Problem:
State how many lines in the listing below include the word "Đông". Give nothing but the number.

Exercise inputs:
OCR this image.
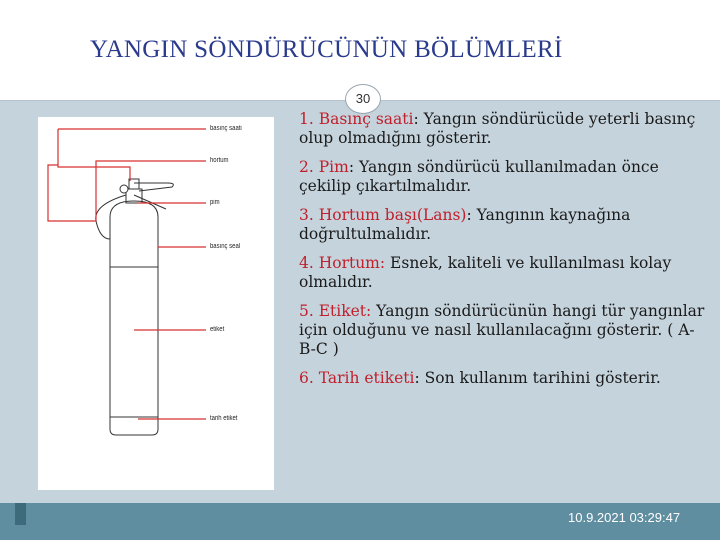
YANGIN SÖNDÜRÜCÜNÜN BÖLÜMLERİ
30
basınç saati
hortum
pim
basınç seal
etiket
tarih etiket
1. Basınç saati: Yangın söndürücüde yeterli basınç olup olmadığını gösterir.
2. Pim: Yangın söndürücü kullanılmadan önce çekilip çıkartılmalıdır.
3. Hortum başı(Lans): Yangının kaynağına doğrultulmalıdır.
4. Hortum: Esnek, kaliteli ve kullanılması kolay olmalıdır.
5. Etiket: Yangın söndürücünün hangi tür yangınlar için olduğunu ve nasıl kullanılacağını gösterir. ( A-B-C )
6. Tarih etiketi: Son kullanım tarihini gösterir.
10.9.2021 03:29:47
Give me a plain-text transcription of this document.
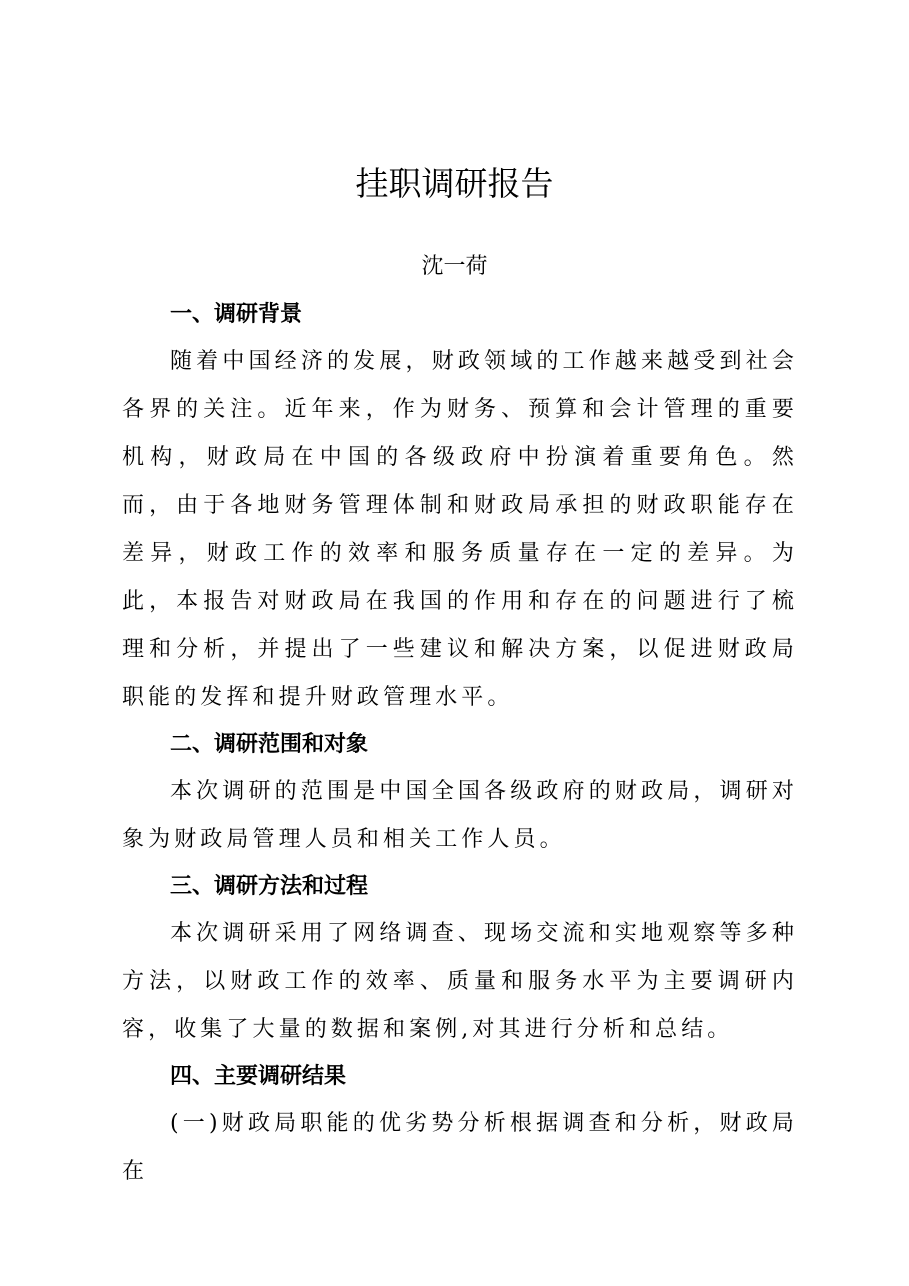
挂职调研报告
沈一荷
一、调研背景

随着中国经济的发展，财政领域的工作越来越受到社会各界的关注。近年来，作为财务、预算和会计管理的重要机构，财政局在中国的各级政府中扮演着重要角色。然而，由于各地财务管理体制和财政局承担的财政职能存在差异，财政工作的效率和服务质量存在一定的差异。为此，本报告对财政局在我国的作用和存在的问题进行了梳理和分析，并提出了一些建议和解决方案，以促进财政局职能的发挥和提升财政管理水平。

二、调研范围和对象

本次调研的范围是中国全国各级政府的财政局，调研对象为财政局管理人员和相关工作人员。

三、调研方法和过程

本次调研采用了网络调查、现场交流和实地观察等多种方法，以财政工作的效率、质量和服务水平为主要调研内容，收集了大量的数据和案例,对其进行分析和总结。

四、主要调研结果

(一)财政局职能的优劣势分析根据调查和分析，财政局在
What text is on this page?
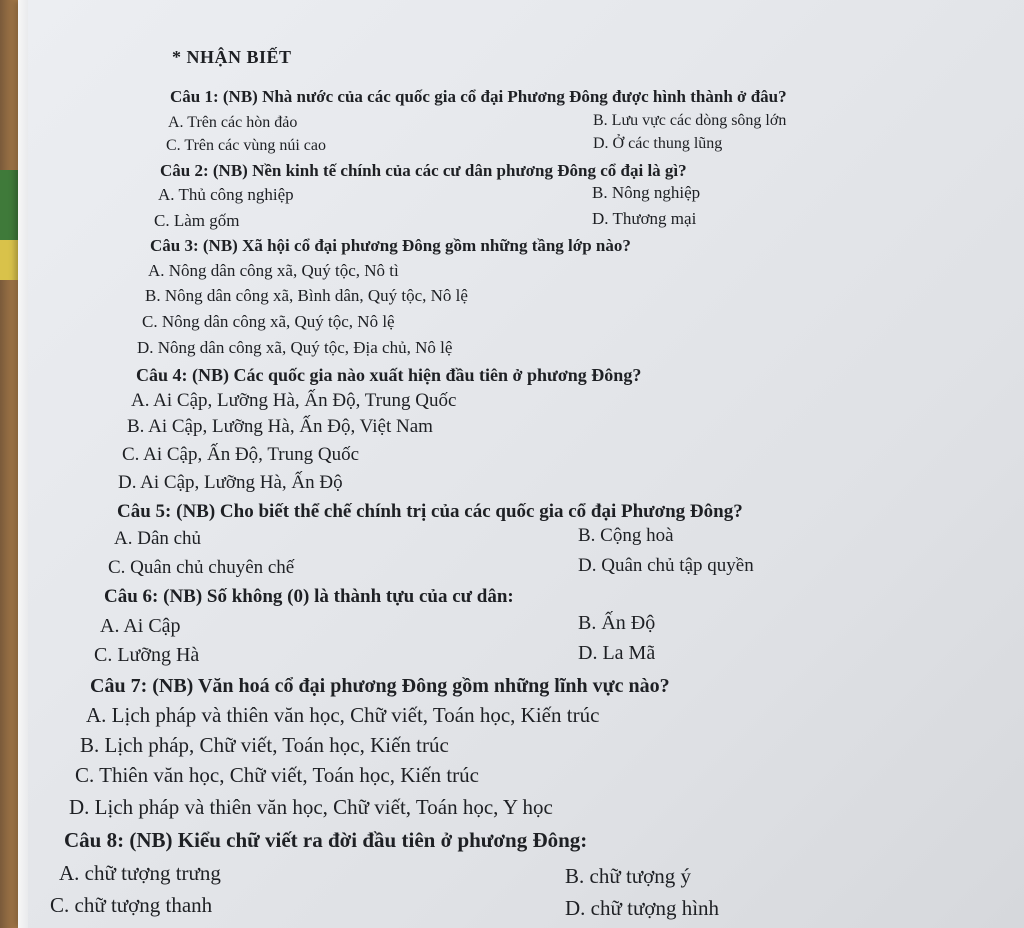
* NHẬN BIẾT
Câu 1: (NB) Nhà nước của các quốc gia cổ đại Phương Đông được hình thành ở đâu?
A. Trên các hòn đảo	B. Lưu vực các dòng sông lớn
C. Trên các vùng núi cao	D. Ở các thung lũng
Câu 2: (NB) Nền kinh tế chính của các cư dân phương Đông cổ đại là gì?
A. Thủ công nghiệp	B. Nông nghiệp
C. Làm gốm	D. Thương mại
Câu 3: (NB) Xã hội cổ đại phương Đông gồm những tầng lớp nào?
A. Nông dân công xã, Quý tộc, Nô tì
B. Nông dân công xã, Bình dân, Quý tộc, Nô lệ
C. Nông dân công xã, Quý tộc, Nô lệ
D. Nông dân công xã, Quý tộc, Địa chủ, Nô lệ
Câu 4: (NB) Các quốc gia nào xuất hiện đầu tiên ở phương Đông?
A. Ai Cập, Lưỡng Hà, Ấn Độ, Trung Quốc
B. Ai Cập, Lưỡng Hà, Ấn Độ, Việt Nam
C. Ai Cập, Ấn Độ, Trung Quốc
D. Ai Cập, Lưỡng Hà, Ấn Độ
Câu 5: (NB) Cho biết thể chế chính trị của các quốc gia cổ đại Phương Đông?
A. Dân chủ	B. Cộng hoà
C. Quân chủ chuyên chế	D. Quân chủ tập quyền
Câu 6: (NB) Số không (0) là thành tựu của cư dân:
A. Ai Cập	B. Ấn Độ
C. Lưỡng Hà	D. La Mã
Câu 7: (NB) Văn hoá cổ đại phương Đông gồm những lĩnh vực nào?
A. Lịch pháp và thiên văn học, Chữ viết, Toán học, Kiến trúc
B. Lịch pháp, Chữ viết, Toán học, Kiến trúc
C. Thiên văn học, Chữ viết, Toán học, Kiến trúc
D. Lịch pháp và thiên văn học, Chữ viết, Toán học, Y học
Câu 8: (NB) Kiểu chữ viết ra đời đầu tiên ở phương Đông:
A. chữ tượng trưng	B. chữ tượng ý
C. chữ tượng thanh	D. chữ tượng hình
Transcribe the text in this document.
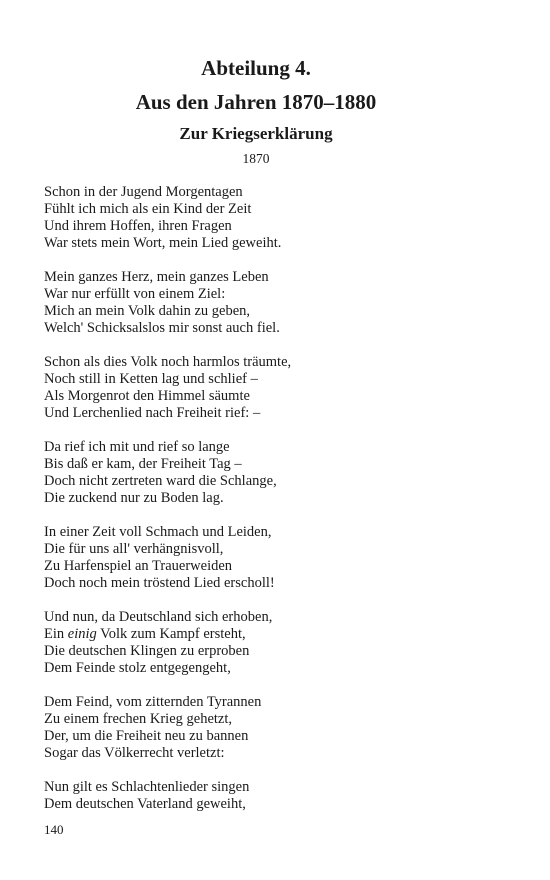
Abteilung 4.
Aus den Jahren 1870–1880
Zur Kriegserklärung
1870
Schon in der Jugend Morgentagen
Fühlt ich mich als ein Kind der Zeit
Und ihrem Hoffen, ihren Fragen
War stets mein Wort, mein Lied geweiht.
Mein ganzes Herz, mein ganzes Leben
War nur erfüllt von einem Ziel:
Mich an mein Volk dahin zu geben,
Welch' Schicksalslos mir sonst auch fiel.
Schon als dies Volk noch harmlos träumte,
Noch still in Ketten lag und schlief –
Als Morgenrot den Himmel säumte
Und Lerchenlied nach Freiheit rief: –
Da rief ich mit und rief so lange
Bis daß er kam, der Freiheit Tag –
Doch nicht zertreten ward die Schlange,
Die zuckend nur zu Boden lag.
In einer Zeit voll Schmach und Leiden,
Die für uns all' verhängnisvoll,
Zu Harfenspiel an Trauerweiden
Doch noch mein tröstend Lied erscholl!
Und nun, da Deutschland sich erhoben,
Ein einig Volk zum Kampf ersteht,
Die deutschen Klingen zu erproben
Dem Feinde stolz entgegengeht,
Dem Feind, vom zitternden Tyrannen
Zu einem frechen Krieg gehetzt,
Der, um die Freiheit neu zu bannen
Sogar das Völkerrecht verletzt:
Nun gilt es Schlachtenlieder singen
Dem deutschen Vaterland geweiht,
140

Worked solution:
7